● **Source data**:
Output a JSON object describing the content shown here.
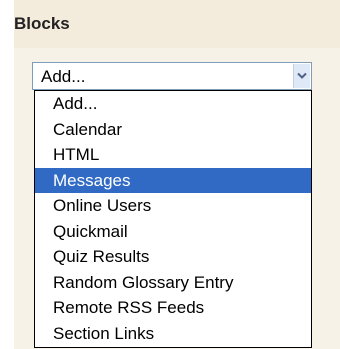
{
  "blocks": {
    "title": "Blocks",
    "select": {
      "value": "Add..."
    },
    "dropdown": {
      "selected_index": 3,
      "highlight_color": "#316ac5",
      "options": [
        {
          "label": "Add..."
        },
        {
          "label": "Calendar"
        },
        {
          "label": "HTML"
        },
        {
          "label": "Messages"
        },
        {
          "label": "Online Users"
        },
        {
          "label": "Quickmail"
        },
        {
          "label": "Quiz Results"
        },
        {
          "label": "Random Glossary Entry"
        },
        {
          "label": "Remote RSS Feeds"
        },
        {
          "label": "Section Links"
        }
      ]
    }
  },
  "icons": {
    "select_arrow": "chevron-down-icon"
  }
}
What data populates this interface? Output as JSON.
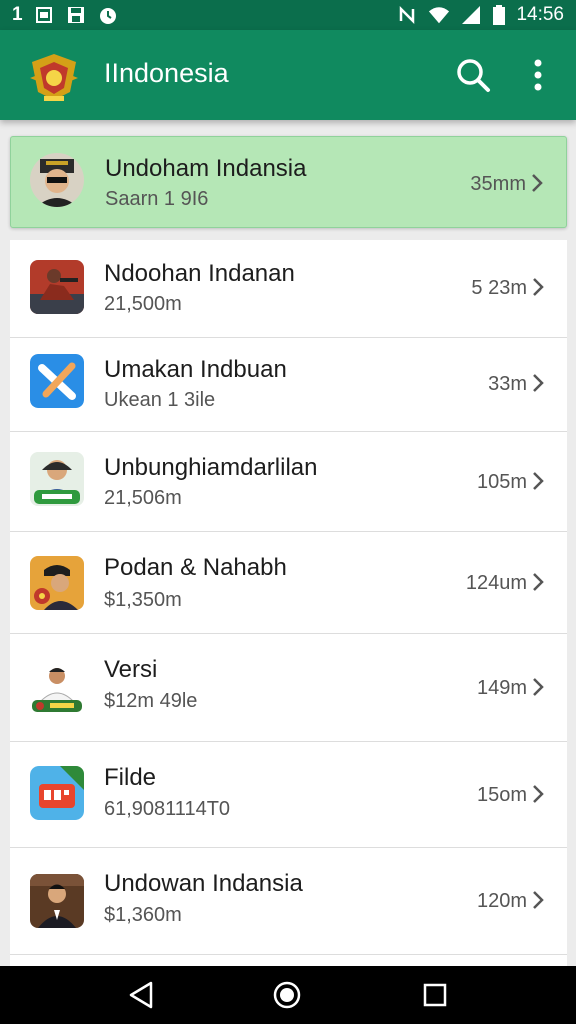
{
  "status_bar": {
    "left_text": "1",
    "left_icons": [
      "sim-card-icon",
      "save-icon",
      "alarm-icon"
    ],
    "right_icons": [
      "nfc-icon",
      "wifi-icon",
      "signal-icon",
      "battery-icon"
    ],
    "time": "14:56"
  },
  "app_bar": {
    "title": "IIndonesia",
    "logo_icon": "garuda-emblem-icon",
    "actions": [
      "search-icon",
      "more-vert-icon"
    ]
  },
  "colors": {
    "status_bar": "#0b6e4c",
    "app_bar": "#108a5f",
    "highlight_row": "#b5e7b6",
    "background": "#ececec"
  },
  "items": [
    {
      "title": "Undoham Indansia",
      "subtitle": "Saarn 1 9I6",
      "size": "35mm",
      "icon": "officer-avatar-icon",
      "highlighted": true
    },
    {
      "title": "Ndoohan Indanan",
      "subtitle": "21,500m",
      "size": "5 23m",
      "icon": "boat-photo-icon"
    },
    {
      "title": "Umakan Indbuan",
      "subtitle": "Ukean 1 3ile",
      "size": "33m",
      "icon": "tools-app-icon"
    },
    {
      "title": "Unbunghiamdarlilan",
      "subtitle": "21,506m",
      "size": "105m",
      "icon": "person-badge-icon"
    },
    {
      "title": "Podan & Nahabh",
      "subtitle": "$1,350m",
      "size": "124um",
      "icon": "captain-avatar-icon"
    },
    {
      "title": "Versi",
      "subtitle": "$12m 49le",
      "size": "149m",
      "icon": "official-avatar-icon"
    },
    {
      "title": "Filde",
      "subtitle": "61,9081114T0",
      "size": "15om",
      "icon": "film-app-icon"
    },
    {
      "title": "Undowan Indansia",
      "subtitle": "$1,360m",
      "size": "120m",
      "icon": "businessman-photo-icon"
    }
  ],
  "nav_bar": [
    "back-icon",
    "home-icon",
    "recents-icon"
  ]
}
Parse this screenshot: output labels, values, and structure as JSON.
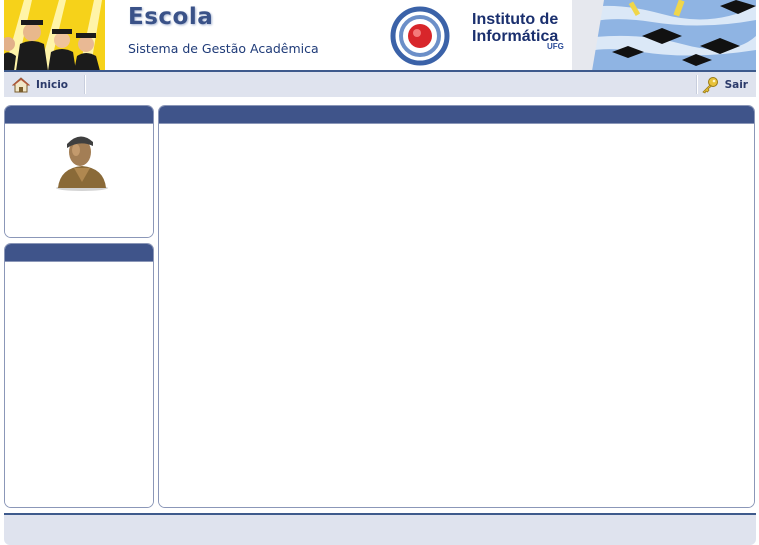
{
  "header": {
    "app_title": "Escola",
    "app_subtitle": "Sistema de Gestão Acadêmica",
    "institute_name_line1": "Instituto de",
    "institute_name_line2": "Informática",
    "institute_sub": "UFG"
  },
  "toolbar": {
    "home_label": "Inicio",
    "home_icon": "home-icon",
    "exit_label": "Sair",
    "exit_icon": "key-icon"
  },
  "panels": {
    "user_title": "",
    "menu_title": "",
    "main_title": ""
  },
  "colors": {
    "header_blue": "#3f548a",
    "toolbar_bg": "#dfe3ee",
    "title_blue": "#3a5288"
  }
}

● **What you should do**: Gather each line in the entries above where the string "this" is found.

● **Written answer**:
What data populates this interface? Output as JSON.
Parse this screenshot: output labels, values, and structure as JSON.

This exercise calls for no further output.